• _WHAT TO DO_
Reproduce all of the records exactly.

=====

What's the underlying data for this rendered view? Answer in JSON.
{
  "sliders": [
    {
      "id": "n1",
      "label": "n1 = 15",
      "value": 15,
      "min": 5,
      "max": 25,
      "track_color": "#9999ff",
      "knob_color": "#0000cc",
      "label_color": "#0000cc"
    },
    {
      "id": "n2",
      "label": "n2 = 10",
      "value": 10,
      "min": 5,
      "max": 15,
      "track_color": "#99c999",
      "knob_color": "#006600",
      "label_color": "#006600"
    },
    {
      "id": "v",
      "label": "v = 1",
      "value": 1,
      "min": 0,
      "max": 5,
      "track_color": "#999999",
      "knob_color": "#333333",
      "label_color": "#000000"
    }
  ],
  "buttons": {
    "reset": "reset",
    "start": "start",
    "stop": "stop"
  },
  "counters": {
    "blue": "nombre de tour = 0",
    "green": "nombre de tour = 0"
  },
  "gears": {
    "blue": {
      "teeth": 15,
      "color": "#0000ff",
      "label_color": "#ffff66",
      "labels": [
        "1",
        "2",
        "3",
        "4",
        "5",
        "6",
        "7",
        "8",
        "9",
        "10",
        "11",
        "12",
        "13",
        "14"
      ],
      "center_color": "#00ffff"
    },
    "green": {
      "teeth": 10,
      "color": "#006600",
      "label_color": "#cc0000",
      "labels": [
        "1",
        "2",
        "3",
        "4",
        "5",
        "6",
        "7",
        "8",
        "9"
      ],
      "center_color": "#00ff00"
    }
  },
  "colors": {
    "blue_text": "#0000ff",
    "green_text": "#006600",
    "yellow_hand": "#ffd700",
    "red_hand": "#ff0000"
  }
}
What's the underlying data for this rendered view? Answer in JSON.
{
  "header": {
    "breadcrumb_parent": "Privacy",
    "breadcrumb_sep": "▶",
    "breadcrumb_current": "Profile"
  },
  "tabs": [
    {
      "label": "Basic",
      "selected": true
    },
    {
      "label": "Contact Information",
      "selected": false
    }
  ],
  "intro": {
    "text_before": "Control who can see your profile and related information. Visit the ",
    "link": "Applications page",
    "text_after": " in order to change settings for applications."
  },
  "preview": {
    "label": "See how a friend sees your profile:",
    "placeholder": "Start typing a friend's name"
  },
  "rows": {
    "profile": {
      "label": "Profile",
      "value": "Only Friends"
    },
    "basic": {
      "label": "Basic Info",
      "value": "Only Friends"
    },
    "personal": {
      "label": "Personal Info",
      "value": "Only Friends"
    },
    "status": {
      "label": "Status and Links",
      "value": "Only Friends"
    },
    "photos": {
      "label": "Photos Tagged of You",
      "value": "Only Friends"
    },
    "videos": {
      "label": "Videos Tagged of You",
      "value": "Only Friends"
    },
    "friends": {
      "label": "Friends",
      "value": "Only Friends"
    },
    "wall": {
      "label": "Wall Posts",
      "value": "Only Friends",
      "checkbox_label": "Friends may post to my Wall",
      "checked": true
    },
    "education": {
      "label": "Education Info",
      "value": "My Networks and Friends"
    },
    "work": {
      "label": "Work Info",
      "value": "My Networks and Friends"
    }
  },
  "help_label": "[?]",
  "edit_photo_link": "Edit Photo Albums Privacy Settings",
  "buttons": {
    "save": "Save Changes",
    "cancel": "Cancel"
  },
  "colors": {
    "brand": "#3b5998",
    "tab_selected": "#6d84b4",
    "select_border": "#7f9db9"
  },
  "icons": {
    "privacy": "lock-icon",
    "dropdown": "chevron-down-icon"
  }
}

=====

• _EXPECTED ANSWER_
What's the underlying data for this rendered view? Answer in JSON.
{
  "sliders": [
    {
      "id": "n1",
      "label": "n1 = 15",
      "value": 15,
      "min": 5,
      "max": 25,
      "track_color": "#9999ff",
      "knob_color": "#0000cc",
      "label_color": "#0000cc"
    },
    {
      "id": "n2",
      "label": "n2 = 10",
      "value": 10,
      "min": 5,
      "max": 15,
      "track_color": "#99c999",
      "knob_color": "#006600",
      "label_color": "#006600"
    },
    {
      "id": "v",
      "label": "v = 1",
      "value": 1,
      "min": 0,
      "max": 5,
      "track_color": "#999999",
      "knob_color": "#333333",
      "label_color": "#000000"
    }
  ],
  "buttons": {
    "reset": "reset",
    "start": "start",
    "stop": "stop"
  },
  "counters": {
    "blue": "nombre de tour = 0",
    "green": "nombre de tour = 0"
  },
  "gears": {
    "blue": {
      "teeth": 15,
      "color": "#0000ff",
      "label_color": "#ffff66",
      "labels": [
        "1",
        "2",
        "3",
        "4",
        "5",
        "6",
        "7",
        "8",
        "9",
        "10",
        "11",
        "12",
        "13",
        "14"
      ],
      "center_color": "#00ffff"
    },
    "green": {
      "teeth": 10,
      "color": "#006600",
      "label_color": "#cc0000",
      "labels": [
        "1",
        "2",
        "3",
        "4",
        "5",
        "6",
        "7",
        "8",
        "9"
      ],
      "center_color": "#00ff00"
    }
  },
  "colors": {
    "blue_text": "#0000ff",
    "green_text": "#006600",
    "yellow_hand": "#ffd700",
    "red_hand": "#ff0000"
  }
}
What's the underlying data for this rendered view? Answer in JSON.
{
  "header": {
    "breadcrumb_parent": "Privacy",
    "breadcrumb_sep": "▶",
    "breadcrumb_current": "Profile"
  },
  "tabs": [
    {
      "label": "Basic",
      "selected": true
    },
    {
      "label": "Contact Information",
      "selected": false
    }
  ],
  "intro": {
    "text_before": "Control who can see your profile and related information. Visit the ",
    "link": "Applications page",
    "text_after": " in order to change settings for applications."
  },
  "preview": {
    "label": "See how a friend sees your profile:",
    "placeholder": "Start typing a friend's name"
  },
  "rows": {
    "profile": {
      "label": "Profile",
      "value": "Only Friends"
    },
    "basic": {
      "label": "Basic Info",
      "value": "Only Friends"
    },
    "personal": {
      "label": "Personal Info",
      "value": "Only Friends"
    },
    "status": {
      "label": "Status and Links",
      "value": "Only Friends"
    },
    "photos": {
      "label": "Photos Tagged of You",
      "value": "Only Friends"
    },
    "videos": {
      "label": "Videos Tagged of You",
      "value": "Only Friends"
    },
    "friends": {
      "label": "Friends",
      "value": "Only Friends"
    },
    "wall": {
      "label": "Wall Posts",
      "value": "Only Friends",
      "checkbox_label": "Friends may post to my Wall",
      "checked": true
    },
    "education": {
      "label": "Education Info",
      "value": "My Networks and Friends"
    },
    "work": {
      "label": "Work Info",
      "value": "My Networks and Friends"
    }
  },
  "help_label": "[?]",
  "edit_photo_link": "Edit Photo Albums Privacy Settings",
  "buttons": {
    "save": "Save Changes",
    "cancel": "Cancel"
  },
  "colors": {
    "brand": "#3b5998",
    "tab_selected": "#6d84b4",
    "select_border": "#7f9db9"
  },
  "icons": {
    "privacy": "lock-icon",
    "dropdown": "chevron-down-icon"
  }
}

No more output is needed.